QUÉ SE PIDE:
(a) Según el texto sobre la palabra cultura, ¿qué dos cualidades combina esa palabra en opinión de Stevenson?
(b) Traduce al inglés esta oración del texto sobre la palabra cultura: "La lista sería tan inmensa que es osado incluso dar más ejemplos."

Comienza A. F. planteando una contraposición, de un simplismo escandaloso, entre un tipo de cultura y otro tipo de cultura. La palabra cultura, sin embargo, pertenece a tantos ámbitos, ha sufrido modificaciones tan intensas y ha crecido en medio de tantas contradicciones que es absurdo presentarla como un concepto que, sin más precisiones, ha sido secuestrado, saqueado para que en su lugar nazca una tontería que sirve para todo y para todos. Decía Stevenson (el filósofo, y no el otro) que la palabra cultura era un ejemplo de palabra que combina, en grandes dosis, fuerza y vaguedad. Finkielkraut usa dicha fuerza para llegar a las conclusiones que le apetecen y la vaguedad para dar a los conceptos el significado que cree oportuno.

Poco o nada nos dice, sin embargo, acerca del nacimiento de la idea de cultura dentro de la antropología o de las ciencias humanas en general (un especialista en la materia podría llevarle al ridículo). O de sus continuos y cambiantes choques con la idea de civilización. Ni nos habla del significado en su origen allí donde la civilización es la que aparece contrapuesta a lo bárbaro, mientras que cultura, en sí misma, es ya universal. Ni señala, en modo alguno, que muchos de los románticos (a los que no cita, pero supone) no contraponían la cultura a una cultura, sino la cultura a la obsesión mecanicista del mundo moderno. La lista sería tan inmensa que es osado incluso dar más ejemplos.

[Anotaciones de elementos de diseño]
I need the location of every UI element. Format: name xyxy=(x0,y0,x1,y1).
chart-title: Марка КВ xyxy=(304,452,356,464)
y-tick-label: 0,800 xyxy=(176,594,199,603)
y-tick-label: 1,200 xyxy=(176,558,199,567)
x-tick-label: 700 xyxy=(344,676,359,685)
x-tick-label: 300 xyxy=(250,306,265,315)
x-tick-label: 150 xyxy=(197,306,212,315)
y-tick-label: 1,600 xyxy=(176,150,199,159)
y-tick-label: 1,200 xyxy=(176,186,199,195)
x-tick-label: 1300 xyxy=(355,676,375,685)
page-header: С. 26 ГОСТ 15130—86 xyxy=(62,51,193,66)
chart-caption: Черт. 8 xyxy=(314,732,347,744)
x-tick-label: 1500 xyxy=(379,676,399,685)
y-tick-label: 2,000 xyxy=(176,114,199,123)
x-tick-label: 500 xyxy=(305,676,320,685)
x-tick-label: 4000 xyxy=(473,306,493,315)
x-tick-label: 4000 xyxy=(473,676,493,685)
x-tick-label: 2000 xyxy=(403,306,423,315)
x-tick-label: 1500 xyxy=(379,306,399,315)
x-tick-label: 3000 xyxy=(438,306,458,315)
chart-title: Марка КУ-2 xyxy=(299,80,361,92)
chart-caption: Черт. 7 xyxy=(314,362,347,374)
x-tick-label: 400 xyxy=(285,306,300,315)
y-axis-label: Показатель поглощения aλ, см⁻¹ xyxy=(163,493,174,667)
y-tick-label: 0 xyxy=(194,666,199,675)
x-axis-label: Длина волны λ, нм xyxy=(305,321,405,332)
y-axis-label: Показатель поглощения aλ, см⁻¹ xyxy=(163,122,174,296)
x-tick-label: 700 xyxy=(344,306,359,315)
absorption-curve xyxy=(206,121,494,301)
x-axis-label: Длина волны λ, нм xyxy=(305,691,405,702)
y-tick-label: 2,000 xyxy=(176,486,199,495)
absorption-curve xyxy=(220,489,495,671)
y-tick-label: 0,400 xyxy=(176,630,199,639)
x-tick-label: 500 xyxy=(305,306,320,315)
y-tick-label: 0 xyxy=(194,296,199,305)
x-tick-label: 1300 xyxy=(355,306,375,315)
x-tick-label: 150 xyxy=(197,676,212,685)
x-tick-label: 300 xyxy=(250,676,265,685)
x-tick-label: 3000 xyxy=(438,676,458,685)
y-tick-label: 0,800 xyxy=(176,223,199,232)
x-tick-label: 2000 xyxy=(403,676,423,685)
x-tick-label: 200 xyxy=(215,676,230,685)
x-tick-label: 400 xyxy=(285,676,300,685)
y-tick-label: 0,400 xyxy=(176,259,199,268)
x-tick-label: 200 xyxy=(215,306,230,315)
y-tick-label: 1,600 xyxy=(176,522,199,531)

SOLUCIONES POR TAREA:
(a) Fuerza y vaguedad, en grandes dosis.

(b) The list would be so immense that it is bold even to give more examples.